┏━━
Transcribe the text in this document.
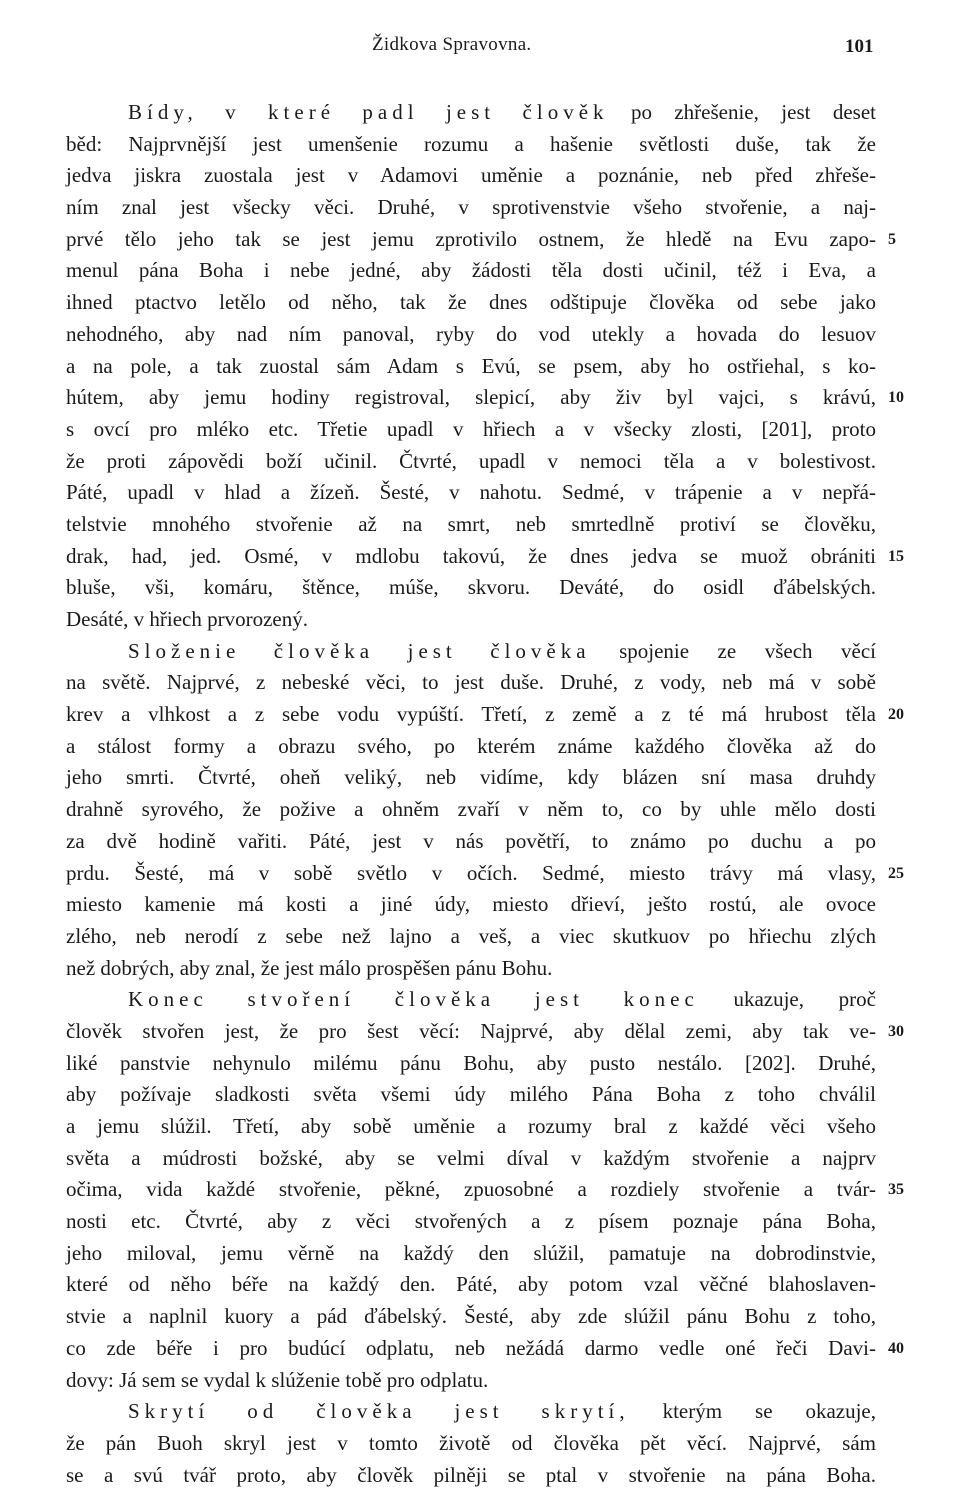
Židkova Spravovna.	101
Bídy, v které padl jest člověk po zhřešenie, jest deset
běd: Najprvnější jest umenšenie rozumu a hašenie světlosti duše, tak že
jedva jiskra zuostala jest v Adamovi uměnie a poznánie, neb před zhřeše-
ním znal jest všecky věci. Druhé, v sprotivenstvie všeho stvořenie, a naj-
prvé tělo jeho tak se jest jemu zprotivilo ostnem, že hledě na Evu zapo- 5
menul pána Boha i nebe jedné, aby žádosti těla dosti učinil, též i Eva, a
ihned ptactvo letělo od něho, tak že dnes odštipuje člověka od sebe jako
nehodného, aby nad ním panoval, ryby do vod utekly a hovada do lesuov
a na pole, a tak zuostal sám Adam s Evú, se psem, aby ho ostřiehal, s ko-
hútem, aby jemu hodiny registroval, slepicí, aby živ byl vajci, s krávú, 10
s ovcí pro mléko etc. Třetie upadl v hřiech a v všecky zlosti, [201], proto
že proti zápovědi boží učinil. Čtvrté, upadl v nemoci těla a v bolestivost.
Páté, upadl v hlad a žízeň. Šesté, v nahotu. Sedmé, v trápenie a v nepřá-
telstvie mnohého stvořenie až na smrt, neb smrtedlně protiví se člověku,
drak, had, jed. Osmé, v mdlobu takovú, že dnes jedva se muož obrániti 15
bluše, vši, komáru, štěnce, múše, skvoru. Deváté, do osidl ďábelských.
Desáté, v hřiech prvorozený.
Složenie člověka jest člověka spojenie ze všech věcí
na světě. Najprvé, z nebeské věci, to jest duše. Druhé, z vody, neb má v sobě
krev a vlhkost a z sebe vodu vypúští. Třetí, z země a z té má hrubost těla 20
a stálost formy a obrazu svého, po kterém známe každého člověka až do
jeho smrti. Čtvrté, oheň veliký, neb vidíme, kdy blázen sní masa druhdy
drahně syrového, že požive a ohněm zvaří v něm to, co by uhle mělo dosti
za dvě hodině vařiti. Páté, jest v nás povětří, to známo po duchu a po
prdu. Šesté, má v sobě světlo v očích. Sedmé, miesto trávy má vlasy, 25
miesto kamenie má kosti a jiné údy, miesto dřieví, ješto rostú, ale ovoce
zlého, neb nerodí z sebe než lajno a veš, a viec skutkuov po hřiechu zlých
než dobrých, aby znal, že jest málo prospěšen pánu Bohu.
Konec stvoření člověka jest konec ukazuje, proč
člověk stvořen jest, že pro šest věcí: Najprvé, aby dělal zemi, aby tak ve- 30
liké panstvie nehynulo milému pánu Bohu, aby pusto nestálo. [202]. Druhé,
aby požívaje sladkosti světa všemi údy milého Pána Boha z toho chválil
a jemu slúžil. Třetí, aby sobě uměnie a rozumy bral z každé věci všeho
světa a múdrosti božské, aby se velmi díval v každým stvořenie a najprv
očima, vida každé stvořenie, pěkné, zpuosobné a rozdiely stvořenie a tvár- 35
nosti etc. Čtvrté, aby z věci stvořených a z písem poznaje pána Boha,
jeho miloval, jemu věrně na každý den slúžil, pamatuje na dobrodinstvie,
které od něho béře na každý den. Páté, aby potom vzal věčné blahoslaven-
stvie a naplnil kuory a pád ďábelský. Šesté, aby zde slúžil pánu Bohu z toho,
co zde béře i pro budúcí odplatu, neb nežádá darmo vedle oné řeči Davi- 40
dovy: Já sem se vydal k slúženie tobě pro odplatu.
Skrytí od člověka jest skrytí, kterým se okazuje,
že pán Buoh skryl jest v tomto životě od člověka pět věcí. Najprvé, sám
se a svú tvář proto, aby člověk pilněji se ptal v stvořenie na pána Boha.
┗━━
┏━━
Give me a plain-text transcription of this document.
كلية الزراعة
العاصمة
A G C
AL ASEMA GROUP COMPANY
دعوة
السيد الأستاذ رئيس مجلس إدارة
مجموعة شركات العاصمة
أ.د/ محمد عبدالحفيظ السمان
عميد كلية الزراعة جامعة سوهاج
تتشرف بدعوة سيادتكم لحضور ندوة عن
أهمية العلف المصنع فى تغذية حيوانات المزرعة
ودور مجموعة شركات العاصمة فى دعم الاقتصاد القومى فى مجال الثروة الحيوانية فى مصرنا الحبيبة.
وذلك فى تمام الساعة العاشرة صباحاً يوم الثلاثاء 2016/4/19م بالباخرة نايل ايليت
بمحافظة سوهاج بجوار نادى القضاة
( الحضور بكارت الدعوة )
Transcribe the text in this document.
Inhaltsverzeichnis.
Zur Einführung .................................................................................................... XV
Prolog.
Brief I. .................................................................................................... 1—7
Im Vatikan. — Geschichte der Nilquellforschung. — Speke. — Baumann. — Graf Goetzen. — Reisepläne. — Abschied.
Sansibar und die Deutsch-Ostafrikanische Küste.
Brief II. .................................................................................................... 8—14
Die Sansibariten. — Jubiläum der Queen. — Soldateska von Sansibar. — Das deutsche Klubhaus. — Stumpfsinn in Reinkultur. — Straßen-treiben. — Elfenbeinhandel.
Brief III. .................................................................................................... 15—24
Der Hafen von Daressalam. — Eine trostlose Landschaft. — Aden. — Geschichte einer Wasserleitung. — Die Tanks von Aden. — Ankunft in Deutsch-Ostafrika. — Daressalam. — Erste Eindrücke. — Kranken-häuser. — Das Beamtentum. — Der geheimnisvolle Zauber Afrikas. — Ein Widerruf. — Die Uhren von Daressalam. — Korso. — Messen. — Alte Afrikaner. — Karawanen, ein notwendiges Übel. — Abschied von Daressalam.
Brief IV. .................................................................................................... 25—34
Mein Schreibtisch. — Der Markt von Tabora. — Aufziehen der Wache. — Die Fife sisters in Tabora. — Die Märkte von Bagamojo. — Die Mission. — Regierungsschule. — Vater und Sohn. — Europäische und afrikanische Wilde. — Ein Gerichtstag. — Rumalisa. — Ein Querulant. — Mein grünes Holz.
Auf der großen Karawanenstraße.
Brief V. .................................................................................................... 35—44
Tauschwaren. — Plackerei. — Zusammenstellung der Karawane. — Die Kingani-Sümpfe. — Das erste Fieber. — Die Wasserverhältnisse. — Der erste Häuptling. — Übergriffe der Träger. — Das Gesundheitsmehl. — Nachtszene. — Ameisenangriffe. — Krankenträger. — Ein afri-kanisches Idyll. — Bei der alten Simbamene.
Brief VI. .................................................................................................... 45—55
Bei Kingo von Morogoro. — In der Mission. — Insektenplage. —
┗━━
Gather all lines from the records above in which "كلية" appears.

SOLUTION:
كلية الزراعة
عميد كلية الزراعة جامعة سوهاج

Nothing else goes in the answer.